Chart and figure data
────────────────────────────────────────

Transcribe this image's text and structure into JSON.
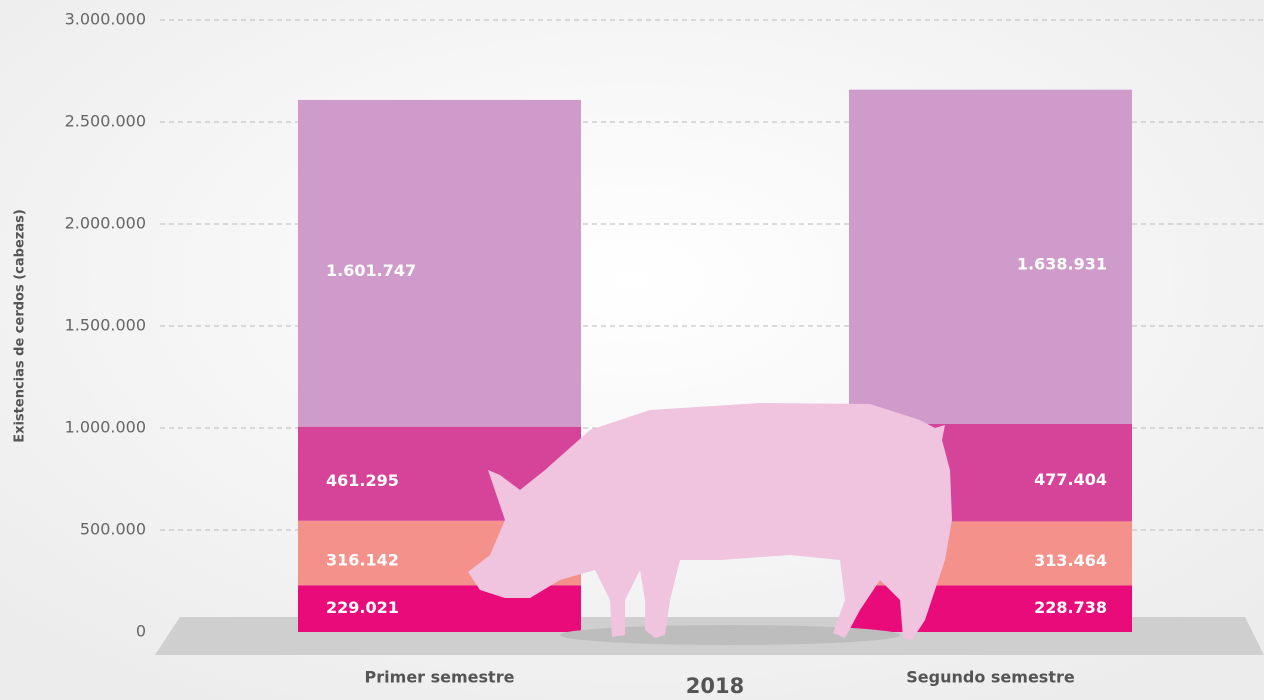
{
  "chart_data": {
    "type": "bar",
    "stacked": true,
    "ylabel": "Existencias de cerdos (cabezas)",
    "xlabel": "2018",
    "categories": [
      "Primer semestre",
      "Segundo semestre"
    ],
    "series": [
      {
        "color": "#ea0b7b",
        "values": [
          229021,
          228738
        ],
        "value_labels": [
          "229.021",
          "228.738"
        ]
      },
      {
        "color": "#f4918b",
        "values": [
          316142,
          313464
        ],
        "value_labels": [
          "316.142",
          "313.464"
        ]
      },
      {
        "color": "#d54498",
        "values": [
          461295,
          477404
        ],
        "value_labels": [
          "461.295",
          "477.404"
        ]
      },
      {
        "color": "#cf9bcb",
        "values": [
          1601747,
          1638931
        ],
        "value_labels": [
          "1.601.747",
          "1.638.931"
        ]
      }
    ],
    "ylim": [
      0,
      3000000
    ],
    "yticks": [
      0,
      {
        "value": 500000,
        "label": "500.000"
      },
      {
        "value": 1000000,
        "label": "1.000.000"
      },
      {
        "value": 1500000,
        "label": "1.500.000"
      },
      {
        "value": 2000000,
        "label": "2.000.000"
      },
      {
        "value": 2500000,
        "label": "2.500.000"
      },
      {
        "value": 3000000,
        "label": "3.000.000"
      }
    ],
    "grid": true
  }
}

────────────────────────────────────────

#### [Set exercise]
Pictures are excluded; output everything else in the data verbatim.

#### [Written solution]
Transcribe this image's text and structure into JSON.
{
  "chart_data": {
    "type": "bar",
    "stacked": true,
    "ylabel": "Existencias de cerdos (cabezas)",
    "xlabel": "2018",
    "categories": [
      "Primer semestre",
      "Segundo semestre"
    ],
    "series": [
      {
        "color": "#ea0b7b",
        "values": [
          229021,
          228738
        ],
        "value_labels": [
          "229.021",
          "228.738"
        ]
      },
      {
        "color": "#f4918b",
        "values": [
          316142,
          313464
        ],
        "value_labels": [
          "316.142",
          "313.464"
        ]
      },
      {
        "color": "#d54498",
        "values": [
          461295,
          477404
        ],
        "value_labels": [
          "461.295",
          "477.404"
        ]
      },
      {
        "color": "#cf9bcb",
        "values": [
          1601747,
          1638931
        ],
        "value_labels": [
          "1.601.747",
          "1.638.931"
        ]
      }
    ],
    "ylim": [
      0,
      3000000
    ],
    "yticks": [
      0,
      {
        "value": 500000,
        "label": "500.000"
      },
      {
        "value": 1000000,
        "label": "1.000.000"
      },
      {
        "value": 1500000,
        "label": "1.500.000"
      },
      {
        "value": 2000000,
        "label": "2.000.000"
      },
      {
        "value": 2500000,
        "label": "2.500.000"
      },
      {
        "value": 3000000,
        "label": "3.000.000"
      }
    ],
    "grid": true
  }
}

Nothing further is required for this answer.